Dataset items
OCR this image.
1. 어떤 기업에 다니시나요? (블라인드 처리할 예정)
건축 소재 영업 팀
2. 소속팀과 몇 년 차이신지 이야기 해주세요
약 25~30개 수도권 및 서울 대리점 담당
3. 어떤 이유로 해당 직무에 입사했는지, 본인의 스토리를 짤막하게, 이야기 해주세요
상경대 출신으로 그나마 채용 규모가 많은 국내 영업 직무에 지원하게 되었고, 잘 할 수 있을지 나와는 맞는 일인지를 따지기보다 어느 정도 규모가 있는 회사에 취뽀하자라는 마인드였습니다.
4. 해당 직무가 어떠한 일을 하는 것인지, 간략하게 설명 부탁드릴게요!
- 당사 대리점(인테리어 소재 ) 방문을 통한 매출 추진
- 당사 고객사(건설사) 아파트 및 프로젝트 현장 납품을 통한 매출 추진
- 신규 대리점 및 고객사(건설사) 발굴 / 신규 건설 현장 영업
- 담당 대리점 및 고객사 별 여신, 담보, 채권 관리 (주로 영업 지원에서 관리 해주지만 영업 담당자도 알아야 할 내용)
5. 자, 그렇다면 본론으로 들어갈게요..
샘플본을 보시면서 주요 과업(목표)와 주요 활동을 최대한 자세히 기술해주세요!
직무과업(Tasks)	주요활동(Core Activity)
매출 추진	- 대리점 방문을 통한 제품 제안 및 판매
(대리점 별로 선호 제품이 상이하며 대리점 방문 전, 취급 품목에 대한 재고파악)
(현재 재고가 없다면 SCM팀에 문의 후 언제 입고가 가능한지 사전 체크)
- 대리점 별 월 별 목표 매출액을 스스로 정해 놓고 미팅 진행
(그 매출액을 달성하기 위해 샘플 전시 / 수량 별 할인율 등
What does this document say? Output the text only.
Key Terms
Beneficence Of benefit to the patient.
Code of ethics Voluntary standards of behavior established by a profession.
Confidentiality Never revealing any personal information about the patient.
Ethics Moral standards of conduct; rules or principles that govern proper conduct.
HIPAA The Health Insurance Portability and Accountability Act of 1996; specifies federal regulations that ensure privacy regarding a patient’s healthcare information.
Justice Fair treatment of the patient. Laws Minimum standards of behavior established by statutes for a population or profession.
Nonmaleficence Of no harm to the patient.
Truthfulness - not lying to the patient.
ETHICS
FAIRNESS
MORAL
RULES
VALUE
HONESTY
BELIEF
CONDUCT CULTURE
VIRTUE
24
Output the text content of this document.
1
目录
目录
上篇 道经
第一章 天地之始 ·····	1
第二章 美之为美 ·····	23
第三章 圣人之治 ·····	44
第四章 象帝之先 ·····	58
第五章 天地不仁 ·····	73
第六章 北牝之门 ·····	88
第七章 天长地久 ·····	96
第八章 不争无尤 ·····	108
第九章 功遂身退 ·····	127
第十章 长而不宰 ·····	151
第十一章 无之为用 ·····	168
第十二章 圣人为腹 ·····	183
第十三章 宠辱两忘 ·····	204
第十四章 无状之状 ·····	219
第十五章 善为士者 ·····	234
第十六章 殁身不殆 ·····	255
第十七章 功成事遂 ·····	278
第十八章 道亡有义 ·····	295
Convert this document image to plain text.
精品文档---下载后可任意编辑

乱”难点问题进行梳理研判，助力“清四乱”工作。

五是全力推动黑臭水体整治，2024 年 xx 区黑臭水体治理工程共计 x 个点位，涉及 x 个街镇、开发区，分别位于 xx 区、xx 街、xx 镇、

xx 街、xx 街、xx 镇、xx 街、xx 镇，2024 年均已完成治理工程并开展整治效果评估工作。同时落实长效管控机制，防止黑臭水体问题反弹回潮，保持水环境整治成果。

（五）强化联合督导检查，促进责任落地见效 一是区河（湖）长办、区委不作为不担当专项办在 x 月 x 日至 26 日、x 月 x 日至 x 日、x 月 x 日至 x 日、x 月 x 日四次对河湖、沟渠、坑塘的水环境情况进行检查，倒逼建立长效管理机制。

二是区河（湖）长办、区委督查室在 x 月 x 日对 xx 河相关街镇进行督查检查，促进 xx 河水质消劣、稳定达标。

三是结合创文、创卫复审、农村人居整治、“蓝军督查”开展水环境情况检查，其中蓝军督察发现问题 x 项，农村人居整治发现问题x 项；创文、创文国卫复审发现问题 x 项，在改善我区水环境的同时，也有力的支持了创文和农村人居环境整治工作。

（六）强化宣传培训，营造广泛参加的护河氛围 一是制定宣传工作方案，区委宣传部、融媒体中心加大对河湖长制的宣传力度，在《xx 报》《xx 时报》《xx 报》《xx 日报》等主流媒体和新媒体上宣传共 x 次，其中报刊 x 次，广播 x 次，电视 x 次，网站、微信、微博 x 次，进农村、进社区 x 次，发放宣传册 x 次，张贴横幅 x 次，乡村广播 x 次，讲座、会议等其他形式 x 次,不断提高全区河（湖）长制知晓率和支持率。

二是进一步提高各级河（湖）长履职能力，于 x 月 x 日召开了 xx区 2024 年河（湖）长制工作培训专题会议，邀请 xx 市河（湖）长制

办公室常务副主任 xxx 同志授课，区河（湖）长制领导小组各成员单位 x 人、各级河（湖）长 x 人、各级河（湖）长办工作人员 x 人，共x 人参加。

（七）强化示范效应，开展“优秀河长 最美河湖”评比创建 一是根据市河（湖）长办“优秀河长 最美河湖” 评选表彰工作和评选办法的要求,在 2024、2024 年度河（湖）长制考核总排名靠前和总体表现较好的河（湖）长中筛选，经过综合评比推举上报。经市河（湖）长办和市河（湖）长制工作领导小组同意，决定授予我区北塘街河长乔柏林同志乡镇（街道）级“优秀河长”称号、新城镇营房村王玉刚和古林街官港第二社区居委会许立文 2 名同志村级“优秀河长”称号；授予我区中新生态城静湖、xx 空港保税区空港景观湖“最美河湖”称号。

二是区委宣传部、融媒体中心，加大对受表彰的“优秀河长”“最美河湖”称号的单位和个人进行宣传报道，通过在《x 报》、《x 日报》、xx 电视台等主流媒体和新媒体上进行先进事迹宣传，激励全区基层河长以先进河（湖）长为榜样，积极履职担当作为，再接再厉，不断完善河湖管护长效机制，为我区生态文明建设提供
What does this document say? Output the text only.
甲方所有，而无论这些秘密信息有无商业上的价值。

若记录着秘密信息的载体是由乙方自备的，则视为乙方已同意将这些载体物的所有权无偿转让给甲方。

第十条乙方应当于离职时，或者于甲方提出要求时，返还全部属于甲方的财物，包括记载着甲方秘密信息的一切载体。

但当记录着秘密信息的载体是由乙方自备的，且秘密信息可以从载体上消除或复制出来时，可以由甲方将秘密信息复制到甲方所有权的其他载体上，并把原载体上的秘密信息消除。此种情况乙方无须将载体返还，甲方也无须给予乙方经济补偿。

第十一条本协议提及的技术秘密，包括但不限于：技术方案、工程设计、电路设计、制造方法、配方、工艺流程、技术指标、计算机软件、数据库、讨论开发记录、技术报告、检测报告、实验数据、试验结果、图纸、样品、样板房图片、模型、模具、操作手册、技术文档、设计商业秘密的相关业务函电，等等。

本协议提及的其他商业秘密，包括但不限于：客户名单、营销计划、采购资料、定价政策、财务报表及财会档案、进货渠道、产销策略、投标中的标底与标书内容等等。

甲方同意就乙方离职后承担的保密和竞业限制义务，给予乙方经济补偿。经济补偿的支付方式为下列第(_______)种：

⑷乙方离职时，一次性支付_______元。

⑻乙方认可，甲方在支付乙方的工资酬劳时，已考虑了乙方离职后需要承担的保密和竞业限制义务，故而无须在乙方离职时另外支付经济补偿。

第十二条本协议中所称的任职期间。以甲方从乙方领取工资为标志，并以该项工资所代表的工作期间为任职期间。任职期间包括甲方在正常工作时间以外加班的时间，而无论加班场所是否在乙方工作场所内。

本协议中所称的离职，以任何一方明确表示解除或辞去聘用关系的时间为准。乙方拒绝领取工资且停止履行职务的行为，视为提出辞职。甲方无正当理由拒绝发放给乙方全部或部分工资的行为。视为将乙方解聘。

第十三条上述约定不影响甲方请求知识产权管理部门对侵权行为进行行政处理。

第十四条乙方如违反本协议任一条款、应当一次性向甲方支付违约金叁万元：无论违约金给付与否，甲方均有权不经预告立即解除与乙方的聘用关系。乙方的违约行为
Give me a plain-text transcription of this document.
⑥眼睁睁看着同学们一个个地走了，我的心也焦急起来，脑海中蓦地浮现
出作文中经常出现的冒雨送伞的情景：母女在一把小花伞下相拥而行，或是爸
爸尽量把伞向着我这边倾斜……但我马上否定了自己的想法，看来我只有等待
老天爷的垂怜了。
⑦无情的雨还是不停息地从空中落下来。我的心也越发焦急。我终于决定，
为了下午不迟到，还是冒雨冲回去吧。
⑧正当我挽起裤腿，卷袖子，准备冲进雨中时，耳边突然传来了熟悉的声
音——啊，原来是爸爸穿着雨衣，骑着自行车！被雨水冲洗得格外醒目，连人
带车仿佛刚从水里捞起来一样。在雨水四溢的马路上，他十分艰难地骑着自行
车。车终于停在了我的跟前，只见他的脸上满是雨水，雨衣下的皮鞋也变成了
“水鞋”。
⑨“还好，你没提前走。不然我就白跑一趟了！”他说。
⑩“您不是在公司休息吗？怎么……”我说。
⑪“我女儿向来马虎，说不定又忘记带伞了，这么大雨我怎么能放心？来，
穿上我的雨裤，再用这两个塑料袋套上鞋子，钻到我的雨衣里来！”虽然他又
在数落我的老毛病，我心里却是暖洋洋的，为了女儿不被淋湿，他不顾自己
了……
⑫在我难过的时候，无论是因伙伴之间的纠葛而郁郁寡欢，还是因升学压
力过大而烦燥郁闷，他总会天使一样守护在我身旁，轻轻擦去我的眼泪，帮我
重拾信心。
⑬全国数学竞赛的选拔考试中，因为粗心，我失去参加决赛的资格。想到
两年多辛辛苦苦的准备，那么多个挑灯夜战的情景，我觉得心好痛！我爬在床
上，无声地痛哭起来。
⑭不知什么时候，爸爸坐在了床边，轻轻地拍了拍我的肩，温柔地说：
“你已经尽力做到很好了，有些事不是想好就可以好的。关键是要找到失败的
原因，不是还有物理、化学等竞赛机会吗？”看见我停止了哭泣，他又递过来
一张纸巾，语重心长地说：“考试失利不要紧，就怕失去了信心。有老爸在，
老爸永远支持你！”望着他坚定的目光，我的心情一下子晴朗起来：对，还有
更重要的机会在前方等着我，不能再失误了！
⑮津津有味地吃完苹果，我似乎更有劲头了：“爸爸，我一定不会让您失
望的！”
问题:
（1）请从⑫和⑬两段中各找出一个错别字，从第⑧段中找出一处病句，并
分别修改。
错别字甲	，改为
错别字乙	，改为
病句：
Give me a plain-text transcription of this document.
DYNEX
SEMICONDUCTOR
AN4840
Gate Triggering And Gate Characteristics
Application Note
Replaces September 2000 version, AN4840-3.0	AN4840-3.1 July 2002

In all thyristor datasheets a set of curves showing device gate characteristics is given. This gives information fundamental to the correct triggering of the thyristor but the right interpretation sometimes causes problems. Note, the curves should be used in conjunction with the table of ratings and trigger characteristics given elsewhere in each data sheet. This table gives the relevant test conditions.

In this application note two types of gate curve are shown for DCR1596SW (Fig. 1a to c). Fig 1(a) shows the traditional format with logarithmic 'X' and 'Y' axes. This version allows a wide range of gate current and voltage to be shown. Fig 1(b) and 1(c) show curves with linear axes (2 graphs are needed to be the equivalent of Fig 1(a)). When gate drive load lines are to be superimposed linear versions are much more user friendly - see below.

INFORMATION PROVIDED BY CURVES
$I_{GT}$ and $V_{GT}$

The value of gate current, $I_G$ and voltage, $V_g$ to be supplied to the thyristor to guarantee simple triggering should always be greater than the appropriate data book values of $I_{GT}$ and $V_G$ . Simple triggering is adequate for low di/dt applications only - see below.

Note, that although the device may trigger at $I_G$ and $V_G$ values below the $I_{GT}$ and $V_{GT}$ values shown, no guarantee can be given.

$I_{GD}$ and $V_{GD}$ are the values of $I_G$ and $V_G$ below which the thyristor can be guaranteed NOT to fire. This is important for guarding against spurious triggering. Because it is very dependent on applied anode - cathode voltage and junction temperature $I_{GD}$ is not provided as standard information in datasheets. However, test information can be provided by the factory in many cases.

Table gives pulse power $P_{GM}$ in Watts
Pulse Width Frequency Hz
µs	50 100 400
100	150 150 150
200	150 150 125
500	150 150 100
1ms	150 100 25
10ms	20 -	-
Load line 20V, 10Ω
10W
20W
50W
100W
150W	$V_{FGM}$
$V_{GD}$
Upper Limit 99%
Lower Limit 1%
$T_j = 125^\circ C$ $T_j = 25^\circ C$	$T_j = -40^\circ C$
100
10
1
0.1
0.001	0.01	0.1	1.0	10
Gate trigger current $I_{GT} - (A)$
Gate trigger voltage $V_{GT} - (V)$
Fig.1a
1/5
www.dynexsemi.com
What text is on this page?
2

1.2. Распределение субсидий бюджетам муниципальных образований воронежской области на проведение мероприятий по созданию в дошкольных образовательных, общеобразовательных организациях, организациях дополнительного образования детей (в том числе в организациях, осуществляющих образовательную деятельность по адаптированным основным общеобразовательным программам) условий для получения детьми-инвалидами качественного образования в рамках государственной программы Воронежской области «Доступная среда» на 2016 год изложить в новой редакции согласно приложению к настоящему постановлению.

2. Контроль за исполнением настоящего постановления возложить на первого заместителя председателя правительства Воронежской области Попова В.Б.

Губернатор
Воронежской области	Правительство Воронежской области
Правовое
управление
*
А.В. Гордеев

> Instruction: Extract from the data every line where "image" shows up.

> Response for this exercise:
OCR this image.
Convert this document image to plain text.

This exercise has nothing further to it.